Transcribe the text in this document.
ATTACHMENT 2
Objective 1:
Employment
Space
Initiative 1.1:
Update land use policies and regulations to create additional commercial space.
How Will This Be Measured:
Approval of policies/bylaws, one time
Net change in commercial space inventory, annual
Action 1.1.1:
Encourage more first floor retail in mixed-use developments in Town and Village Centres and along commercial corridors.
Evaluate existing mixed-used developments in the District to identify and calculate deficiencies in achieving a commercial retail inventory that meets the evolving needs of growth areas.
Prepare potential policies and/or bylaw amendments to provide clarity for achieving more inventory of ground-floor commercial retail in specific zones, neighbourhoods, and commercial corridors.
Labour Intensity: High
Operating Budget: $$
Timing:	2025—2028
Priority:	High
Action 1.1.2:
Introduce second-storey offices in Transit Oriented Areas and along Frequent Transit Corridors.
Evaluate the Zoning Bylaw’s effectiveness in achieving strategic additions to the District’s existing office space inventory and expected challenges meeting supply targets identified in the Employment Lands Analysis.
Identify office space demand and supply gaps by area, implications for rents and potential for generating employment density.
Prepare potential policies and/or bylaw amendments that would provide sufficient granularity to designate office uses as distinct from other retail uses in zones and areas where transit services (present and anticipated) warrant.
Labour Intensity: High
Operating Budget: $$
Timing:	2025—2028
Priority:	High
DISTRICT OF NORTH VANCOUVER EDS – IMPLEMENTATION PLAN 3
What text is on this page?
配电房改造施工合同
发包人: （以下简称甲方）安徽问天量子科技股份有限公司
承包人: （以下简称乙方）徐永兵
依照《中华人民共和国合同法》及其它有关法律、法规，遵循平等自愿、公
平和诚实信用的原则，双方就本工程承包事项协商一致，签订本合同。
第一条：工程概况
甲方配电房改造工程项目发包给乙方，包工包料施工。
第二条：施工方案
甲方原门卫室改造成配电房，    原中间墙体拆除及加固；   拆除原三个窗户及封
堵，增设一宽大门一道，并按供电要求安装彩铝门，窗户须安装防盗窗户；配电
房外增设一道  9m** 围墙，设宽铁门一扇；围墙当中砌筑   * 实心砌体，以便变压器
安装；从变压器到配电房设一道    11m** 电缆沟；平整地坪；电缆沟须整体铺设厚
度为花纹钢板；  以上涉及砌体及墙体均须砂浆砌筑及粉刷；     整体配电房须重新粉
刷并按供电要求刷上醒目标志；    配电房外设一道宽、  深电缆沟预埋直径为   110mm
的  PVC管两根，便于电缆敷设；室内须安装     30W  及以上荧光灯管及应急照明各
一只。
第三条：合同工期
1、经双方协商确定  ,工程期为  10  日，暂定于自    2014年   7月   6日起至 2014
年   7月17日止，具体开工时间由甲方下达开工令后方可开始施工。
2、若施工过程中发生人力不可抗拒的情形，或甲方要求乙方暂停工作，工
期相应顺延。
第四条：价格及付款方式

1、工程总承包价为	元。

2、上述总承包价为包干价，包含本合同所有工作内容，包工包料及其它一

* * * * * * * * *

# TO BE DONE:
All of the entries need to be reproduced exactly; please write them out.

# FINAL RESULT:
Transcribe the text in this document.
ATTACHMENT 2
Objective 1:
Employment
Space
Initiative 1.1:
Update land use policies and regulations to create additional commercial space.
How Will This Be Measured:
Approval of policies/bylaws, one time
Net change in commercial space inventory, annual
Action 1.1.1:
Encourage more first floor retail in mixed-use developments in Town and Village Centres and along commercial corridors.
Evaluate existing mixed-used developments in the District to identify and calculate deficiencies in achieving a commercial retail inventory that meets the evolving needs of growth areas.
Prepare potential policies and/or bylaw amendments to provide clarity for achieving more inventory of ground-floor commercial retail in specific zones, neighbourhoods, and commercial corridors.
Labour Intensity: High
Operating Budget: $$
Timing:	2025—2028
Priority:	High
Action 1.1.2:
Introduce second-storey offices in Transit Oriented Areas and along Frequent Transit Corridors.
Evaluate the Zoning Bylaw’s effectiveness in achieving strategic additions to the District’s existing office space inventory and expected challenges meeting supply targets identified in the Employment Lands Analysis.
Identify office space demand and supply gaps by area, implications for rents and potential for generating employment density.
Prepare potential policies and/or bylaw amendments that would provide sufficient granularity to designate office uses as distinct from other retail uses in zones and areas where transit services (present and anticipated) warrant.
Labour Intensity: High
Operating Budget: $$
Timing:	2025—2028
Priority:	High
DISTRICT OF NORTH VANCOUVER EDS – IMPLEMENTATION PLAN 3
What text is on this page?
配电房改造施工合同
发包人: （以下简称甲方）安徽问天量子科技股份有限公司
承包人: （以下简称乙方）徐永兵
依照《中华人民共和国合同法》及其它有关法律、法规，遵循平等自愿、公
平和诚实信用的原则，双方就本工程承包事项协商一致，签订本合同。
第一条：工程概况
甲方配电房改造工程项目发包给乙方，包工包料施工。
第二条：施工方案
甲方原门卫室改造成配电房，    原中间墙体拆除及加固；   拆除原三个窗户及封
堵，增设一宽大门一道，并按供电要求安装彩铝门，窗户须安装防盗窗户；配电
房外增设一道  9m** 围墙，设宽铁门一扇；围墙当中砌筑   * 实心砌体，以便变压器
安装；从变压器到配电房设一道    11m** 电缆沟；平整地坪；电缆沟须整体铺设厚
度为花纹钢板；  以上涉及砌体及墙体均须砂浆砌筑及粉刷；     整体配电房须重新粉
刷并按供电要求刷上醒目标志；    配电房外设一道宽、  深电缆沟预埋直径为   110mm
的  PVC管两根，便于电缆敷设；室内须安装     30W  及以上荧光灯管及应急照明各
一只。
第三条：合同工期
1、经双方协商确定  ,工程期为  10  日，暂定于自    2014年   7月   6日起至 2014
年   7月17日止，具体开工时间由甲方下达开工令后方可开始施工。
2、若施工过程中发生人力不可抗拒的情形，或甲方要求乙方暂停工作，工
期相应顺延。
第四条：价格及付款方式

1、工程总承包价为	元。

2、上述总承包价为包干价，包含本合同所有工作内容，包工包料及其它一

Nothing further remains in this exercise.